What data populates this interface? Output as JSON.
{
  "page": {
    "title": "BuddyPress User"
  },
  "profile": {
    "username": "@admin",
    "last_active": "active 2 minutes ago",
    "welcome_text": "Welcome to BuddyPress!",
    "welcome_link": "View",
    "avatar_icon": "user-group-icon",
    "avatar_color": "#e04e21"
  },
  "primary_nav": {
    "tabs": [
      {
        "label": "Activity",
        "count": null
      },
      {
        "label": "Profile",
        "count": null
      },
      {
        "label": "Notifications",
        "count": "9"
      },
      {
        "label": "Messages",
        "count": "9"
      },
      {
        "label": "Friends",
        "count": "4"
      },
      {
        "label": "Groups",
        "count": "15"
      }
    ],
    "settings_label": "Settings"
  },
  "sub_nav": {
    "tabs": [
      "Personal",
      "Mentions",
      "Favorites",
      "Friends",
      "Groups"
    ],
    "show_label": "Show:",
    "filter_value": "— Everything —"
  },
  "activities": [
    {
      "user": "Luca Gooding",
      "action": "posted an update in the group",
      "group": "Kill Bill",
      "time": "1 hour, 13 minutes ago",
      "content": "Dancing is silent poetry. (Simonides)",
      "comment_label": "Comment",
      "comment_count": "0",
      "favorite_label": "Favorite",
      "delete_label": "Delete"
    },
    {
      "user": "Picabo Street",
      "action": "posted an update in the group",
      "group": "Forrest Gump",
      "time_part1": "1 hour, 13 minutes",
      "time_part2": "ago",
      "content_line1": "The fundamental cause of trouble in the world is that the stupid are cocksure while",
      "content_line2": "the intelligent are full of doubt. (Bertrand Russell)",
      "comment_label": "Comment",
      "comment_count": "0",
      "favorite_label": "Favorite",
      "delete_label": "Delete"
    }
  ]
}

——————

> [Your goal] Would you give the material above again, complete and exact?

> [Expected answer]
What data populates this interface? Output as JSON.
{
  "page": {
    "title": "BuddyPress User"
  },
  "profile": {
    "username": "@admin",
    "last_active": "active 2 minutes ago",
    "welcome_text": "Welcome to BuddyPress!",
    "welcome_link": "View",
    "avatar_icon": "user-group-icon",
    "avatar_color": "#e04e21"
  },
  "primary_nav": {
    "tabs": [
      {
        "label": "Activity",
        "count": null
      },
      {
        "label": "Profile",
        "count": null
      },
      {
        "label": "Notifications",
        "count": "9"
      },
      {
        "label": "Messages",
        "count": "9"
      },
      {
        "label": "Friends",
        "count": "4"
      },
      {
        "label": "Groups",
        "count": "15"
      }
    ],
    "settings_label": "Settings"
  },
  "sub_nav": {
    "tabs": [
      "Personal",
      "Mentions",
      "Favorites",
      "Friends",
      "Groups"
    ],
    "show_label": "Show:",
    "filter_value": "— Everything —"
  },
  "activities": [
    {
      "user": "Luca Gooding",
      "action": "posted an update in the group",
      "group": "Kill Bill",
      "time": "1 hour, 13 minutes ago",
      "content": "Dancing is silent poetry. (Simonides)",
      "comment_label": "Comment",
      "comment_count": "0",
      "favorite_label": "Favorite",
      "delete_label": "Delete"
    },
    {
      "user": "Picabo Street",
      "action": "posted an update in the group",
      "group": "Forrest Gump",
      "time_part1": "1 hour, 13 minutes",
      "time_part2": "ago",
      "content_line1": "The fundamental cause of trouble in the world is that the stupid are cocksure while",
      "content_line2": "the intelligent are full of doubt. (Bertrand Russell)",
      "comment_label": "Comment",
      "comment_count": "0",
      "favorite_label": "Favorite",
      "delete_label": "Delete"
    }
  ]
}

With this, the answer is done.